**Отрывок текста**
# # # #

Таким образом, по словам д-ра Молдвина Эдвардса, эти три писателя больше чем кто бы то ни было «раскрыли для Уэсли богатства внутренней жизни». Они указали ему цель — но не привели к цели. «Все эти писатели, — добавляет Эдвардс, — сформировали в нем потребность, которую не смогли удовлетворить». Впрочем, признавая, что Уэсли многим обязан Тейлору, Фоме Кемпийскому и Jlo, следует проявлять достаточную осторожность, чтобы не переоценить их влияние. Вместе с тем, можно согласиться с профессором Аутлером, когда он пишет про Уэсли: «От своих великих духовных учителей... он узнал, что вера — это либо очень серьезно, либо она просто мертва». Он искал живой веры и полагал, что его постоянные усилия не окажутся напрасными.
Определив для себя конечную цель, Уэсли отставил случайных знакомых и предался самому что ни на есть аскетическому образу жизни. Дневники его запечатлели неустанную тягу к самоистязанию. Порой он учинял своей душе жесточайшие разборки. Все самые сокровенные желания и чувства он поверял требованиями беспощадной совести — снова обращаясь при этом к Рим. 7. Карнок оставил нам яркую картину такого уничижения: «Он бросает свою истерзанную душу на роги жертвенника, и пламя пожирает ее. Он беспощаден к себе. Он никогда не прощает себя и не молит о малейшем прощении. Когда грех его тяжелее, чем обычно, единственное искупление для него — крайнее усиление внешних требований. Прежние правила получают новый акцент, а к Богу неизменно возносится вопль на священном языке ‘kurie bohqei’ (гр. «Господи, помоги!»). Больше закона, больше способов его исполнения. Еще одно охвостье во флагеллантской плети, еще один узел в старой веревке». Перед нами - ужасающее подобие буньяновского человека в железной клетке. Не удивительно, что вскоре Уэсли оказался на краю отчаяния.

# # # #

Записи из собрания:
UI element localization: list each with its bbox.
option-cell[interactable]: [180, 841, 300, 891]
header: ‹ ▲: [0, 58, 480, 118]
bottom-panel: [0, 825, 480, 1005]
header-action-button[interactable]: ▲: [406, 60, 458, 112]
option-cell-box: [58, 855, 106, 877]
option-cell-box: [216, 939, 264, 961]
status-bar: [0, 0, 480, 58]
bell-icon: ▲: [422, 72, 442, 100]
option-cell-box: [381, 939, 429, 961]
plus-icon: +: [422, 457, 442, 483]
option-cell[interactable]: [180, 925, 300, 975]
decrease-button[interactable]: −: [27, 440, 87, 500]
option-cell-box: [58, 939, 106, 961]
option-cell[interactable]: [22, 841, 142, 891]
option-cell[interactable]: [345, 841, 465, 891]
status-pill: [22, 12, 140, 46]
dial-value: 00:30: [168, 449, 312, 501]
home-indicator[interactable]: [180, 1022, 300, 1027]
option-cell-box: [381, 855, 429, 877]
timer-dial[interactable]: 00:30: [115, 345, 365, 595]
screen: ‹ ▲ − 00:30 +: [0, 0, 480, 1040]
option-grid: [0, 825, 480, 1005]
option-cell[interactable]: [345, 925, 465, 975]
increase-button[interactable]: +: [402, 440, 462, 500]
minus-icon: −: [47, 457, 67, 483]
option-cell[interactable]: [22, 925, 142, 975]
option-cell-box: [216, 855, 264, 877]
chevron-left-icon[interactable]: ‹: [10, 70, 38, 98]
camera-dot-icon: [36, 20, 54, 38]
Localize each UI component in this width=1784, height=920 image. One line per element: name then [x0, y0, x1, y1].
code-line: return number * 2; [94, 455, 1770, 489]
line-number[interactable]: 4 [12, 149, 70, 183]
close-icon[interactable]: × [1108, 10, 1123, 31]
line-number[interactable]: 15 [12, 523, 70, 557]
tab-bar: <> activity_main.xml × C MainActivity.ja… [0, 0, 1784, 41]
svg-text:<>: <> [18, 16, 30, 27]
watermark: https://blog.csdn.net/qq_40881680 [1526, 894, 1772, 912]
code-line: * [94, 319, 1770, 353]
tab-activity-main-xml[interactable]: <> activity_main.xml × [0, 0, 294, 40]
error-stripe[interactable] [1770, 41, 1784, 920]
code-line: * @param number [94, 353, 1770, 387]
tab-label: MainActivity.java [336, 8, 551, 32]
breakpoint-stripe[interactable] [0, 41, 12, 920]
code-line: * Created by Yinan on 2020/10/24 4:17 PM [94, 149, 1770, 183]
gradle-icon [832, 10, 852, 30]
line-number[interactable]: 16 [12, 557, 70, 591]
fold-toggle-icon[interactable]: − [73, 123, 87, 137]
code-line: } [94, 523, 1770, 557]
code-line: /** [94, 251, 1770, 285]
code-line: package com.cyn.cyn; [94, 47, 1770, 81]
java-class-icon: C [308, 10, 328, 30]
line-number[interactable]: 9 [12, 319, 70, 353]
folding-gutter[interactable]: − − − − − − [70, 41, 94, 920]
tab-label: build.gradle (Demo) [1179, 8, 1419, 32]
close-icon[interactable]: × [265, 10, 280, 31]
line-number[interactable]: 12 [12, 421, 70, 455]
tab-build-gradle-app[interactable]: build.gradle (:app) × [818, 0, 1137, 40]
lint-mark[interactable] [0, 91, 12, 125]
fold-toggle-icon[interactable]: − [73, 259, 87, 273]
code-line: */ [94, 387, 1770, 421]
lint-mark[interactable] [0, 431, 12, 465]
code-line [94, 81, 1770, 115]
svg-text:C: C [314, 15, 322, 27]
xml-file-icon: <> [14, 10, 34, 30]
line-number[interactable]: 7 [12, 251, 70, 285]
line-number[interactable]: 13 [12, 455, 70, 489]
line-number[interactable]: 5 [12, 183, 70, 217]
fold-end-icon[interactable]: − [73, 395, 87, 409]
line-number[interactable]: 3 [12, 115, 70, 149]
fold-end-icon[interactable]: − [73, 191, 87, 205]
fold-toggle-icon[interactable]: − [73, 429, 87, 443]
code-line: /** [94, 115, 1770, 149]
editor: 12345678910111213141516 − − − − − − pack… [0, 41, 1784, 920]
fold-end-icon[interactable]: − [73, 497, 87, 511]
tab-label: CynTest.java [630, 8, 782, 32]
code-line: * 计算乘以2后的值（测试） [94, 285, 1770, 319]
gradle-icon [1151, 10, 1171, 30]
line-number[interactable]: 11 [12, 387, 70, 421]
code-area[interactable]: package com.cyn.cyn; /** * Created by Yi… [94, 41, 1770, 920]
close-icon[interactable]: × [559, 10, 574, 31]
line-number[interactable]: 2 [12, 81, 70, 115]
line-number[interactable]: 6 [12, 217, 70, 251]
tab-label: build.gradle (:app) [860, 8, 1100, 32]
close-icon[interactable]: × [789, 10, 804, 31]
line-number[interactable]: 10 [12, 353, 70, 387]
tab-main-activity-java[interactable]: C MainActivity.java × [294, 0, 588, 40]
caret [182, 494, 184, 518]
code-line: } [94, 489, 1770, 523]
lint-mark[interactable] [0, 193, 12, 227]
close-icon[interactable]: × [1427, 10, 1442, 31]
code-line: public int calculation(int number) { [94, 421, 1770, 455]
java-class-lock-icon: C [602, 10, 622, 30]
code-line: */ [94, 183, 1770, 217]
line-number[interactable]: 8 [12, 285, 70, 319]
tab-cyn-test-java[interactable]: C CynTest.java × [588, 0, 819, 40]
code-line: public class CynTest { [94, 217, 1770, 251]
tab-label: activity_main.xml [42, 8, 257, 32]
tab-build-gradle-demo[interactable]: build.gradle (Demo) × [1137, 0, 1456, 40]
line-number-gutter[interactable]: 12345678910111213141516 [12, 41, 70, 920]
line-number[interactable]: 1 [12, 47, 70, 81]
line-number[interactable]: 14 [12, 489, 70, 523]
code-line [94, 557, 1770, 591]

# # # #

**Что сделать**
• 1. Что, по словам профессора Аутлера в отрывке об Уэсли, Уэсли узнал от своих великих духовных учителей?
• 2. Подхватите отрывок об Уэсли и напишите, что идет после его последнего предложения.
Эти записи взяты из другого источника.

**Ответы по заданиям**
• 1. Что вера — это либо очень серьезно, либо она просто мертва.

• 2.
Фома Кемпийский, как казалось Уэсли, полагал, что Бог не предназначает своих детей к счастью. Уэсли отвергал такую позицию, хотя его протест не проистекал из собственного опыта, сам он был чужд миру и радостям веры. По своему темпераменту он был человеком жизнерадостным, но насколько можно заключить, оптимизм его мало отразился на вере. Процитируем еще раз Карнака: «Его священная песнь записана в миноре. Это вопль страдания и разочарования. В первом ‘Дневнике’ нет радости. Какая огромная разница между этими мрачными желтыми страницами и посланиями св. Павла к Фессалоникийцам и Филиппийцам, между верой Уэсли 1725-1729 гг. и рукописным молитвенником, с которым Уэсли не расставался все пятьдесят лет евангелистских странствий! Даже сейчас мы можем заметить отпечатки его большого пальца на любимой странице — они темнее и глубже, чем на любых других страницах:
На тысяче языков воспеть хвалу Искупителю великому Моему!..
И нашел я ту тихую гавань, где Есть кинуть якорь моей душе.
До 1725 г. Уэсли не включает песнопения ‘К радости верующих’ в число духовных упражнений, предназначенных для вечера субботы»44. Так было вплоть до 1738 г. Только потом он начал находить в них нечто стоящее. Пока же он пребывал в отчаянных, мучительных поисках.